Goal>
Output the material beneath exactly, leaving nothing out.

Data excerpts>
※

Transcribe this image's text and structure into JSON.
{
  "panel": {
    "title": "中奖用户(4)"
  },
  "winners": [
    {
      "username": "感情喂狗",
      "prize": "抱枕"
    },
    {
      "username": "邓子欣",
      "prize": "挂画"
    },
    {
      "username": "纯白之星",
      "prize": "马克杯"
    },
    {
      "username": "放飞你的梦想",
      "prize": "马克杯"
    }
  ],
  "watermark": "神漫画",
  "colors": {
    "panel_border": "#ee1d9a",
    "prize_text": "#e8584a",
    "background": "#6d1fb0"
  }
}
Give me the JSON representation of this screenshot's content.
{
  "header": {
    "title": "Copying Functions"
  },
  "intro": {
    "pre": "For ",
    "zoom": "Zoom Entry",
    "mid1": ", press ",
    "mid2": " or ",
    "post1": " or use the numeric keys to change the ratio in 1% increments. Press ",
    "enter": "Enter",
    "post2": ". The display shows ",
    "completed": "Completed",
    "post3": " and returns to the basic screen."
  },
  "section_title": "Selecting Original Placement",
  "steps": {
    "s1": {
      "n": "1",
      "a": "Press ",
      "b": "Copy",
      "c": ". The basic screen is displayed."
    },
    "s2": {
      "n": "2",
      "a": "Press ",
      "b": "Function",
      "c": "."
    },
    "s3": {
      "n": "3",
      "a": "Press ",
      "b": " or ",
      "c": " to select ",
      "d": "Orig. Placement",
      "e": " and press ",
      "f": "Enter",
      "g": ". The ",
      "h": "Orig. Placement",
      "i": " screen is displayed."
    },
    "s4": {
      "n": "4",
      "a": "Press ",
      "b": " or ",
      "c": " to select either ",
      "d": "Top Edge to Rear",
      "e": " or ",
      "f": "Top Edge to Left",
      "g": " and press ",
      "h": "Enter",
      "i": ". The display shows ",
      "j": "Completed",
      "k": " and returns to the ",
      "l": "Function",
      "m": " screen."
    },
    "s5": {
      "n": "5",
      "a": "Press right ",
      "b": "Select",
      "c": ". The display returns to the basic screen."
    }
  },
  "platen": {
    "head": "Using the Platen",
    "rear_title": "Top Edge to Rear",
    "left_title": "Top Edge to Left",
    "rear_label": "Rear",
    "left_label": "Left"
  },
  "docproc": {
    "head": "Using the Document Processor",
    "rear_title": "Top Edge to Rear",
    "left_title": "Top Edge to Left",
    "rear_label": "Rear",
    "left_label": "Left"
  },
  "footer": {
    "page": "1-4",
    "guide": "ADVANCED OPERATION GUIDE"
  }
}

※

Response to this task>
Transcribe this image's text and structure into JSON.
{
  "panel": {
    "title": "中奖用户(4)"
  },
  "winners": [
    {
      "username": "感情喂狗",
      "prize": "抱枕"
    },
    {
      "username": "邓子欣",
      "prize": "挂画"
    },
    {
      "username": "纯白之星",
      "prize": "马克杯"
    },
    {
      "username": "放飞你的梦想",
      "prize": "马克杯"
    }
  ],
  "watermark": "神漫画",
  "colors": {
    "panel_border": "#ee1d9a",
    "prize_text": "#e8584a",
    "background": "#6d1fb0"
  }
}
Give me the JSON representation of this screenshot's content.
{
  "header": {
    "title": "Copying Functions"
  },
  "intro": {
    "pre": "For ",
    "zoom": "Zoom Entry",
    "mid1": ", press ",
    "mid2": " or ",
    "post1": " or use the numeric keys to change the ratio in 1% increments. Press ",
    "enter": "Enter",
    "post2": ". The display shows ",
    "completed": "Completed",
    "post3": " and returns to the basic screen."
  },
  "section_title": "Selecting Original Placement",
  "steps": {
    "s1": {
      "n": "1",
      "a": "Press ",
      "b": "Copy",
      "c": ". The basic screen is displayed."
    },
    "s2": {
      "n": "2",
      "a": "Press ",
      "b": "Function",
      "c": "."
    },
    "s3": {
      "n": "3",
      "a": "Press ",
      "b": " or ",
      "c": " to select ",
      "d": "Orig. Placement",
      "e": " and press ",
      "f": "Enter",
      "g": ". The ",
      "h": "Orig. Placement",
      "i": " screen is displayed."
    },
    "s4": {
      "n": "4",
      "a": "Press ",
      "b": " or ",
      "c": " to select either ",
      "d": "Top Edge to Rear",
      "e": " or ",
      "f": "Top Edge to Left",
      "g": " and press ",
      "h": "Enter",
      "i": ". The display shows ",
      "j": "Completed",
      "k": " and returns to the ",
      "l": "Function",
      "m": " screen."
    },
    "s5": {
      "n": "5",
      "a": "Press right ",
      "b": "Select",
      "c": ". The display returns to the basic screen."
    }
  },
  "platen": {
    "head": "Using the Platen",
    "rear_title": "Top Edge to Rear",
    "left_title": "Top Edge to Left",
    "rear_label": "Rear",
    "left_label": "Left"
  },
  "docproc": {
    "head": "Using the Document Processor",
    "rear_title": "Top Edge to Rear",
    "left_title": "Top Edge to Left",
    "rear_label": "Rear",
    "left_label": "Left"
  },
  "footer": {
    "page": "1-4",
    "guide": "ADVANCED OPERATION GUIDE"
  }
}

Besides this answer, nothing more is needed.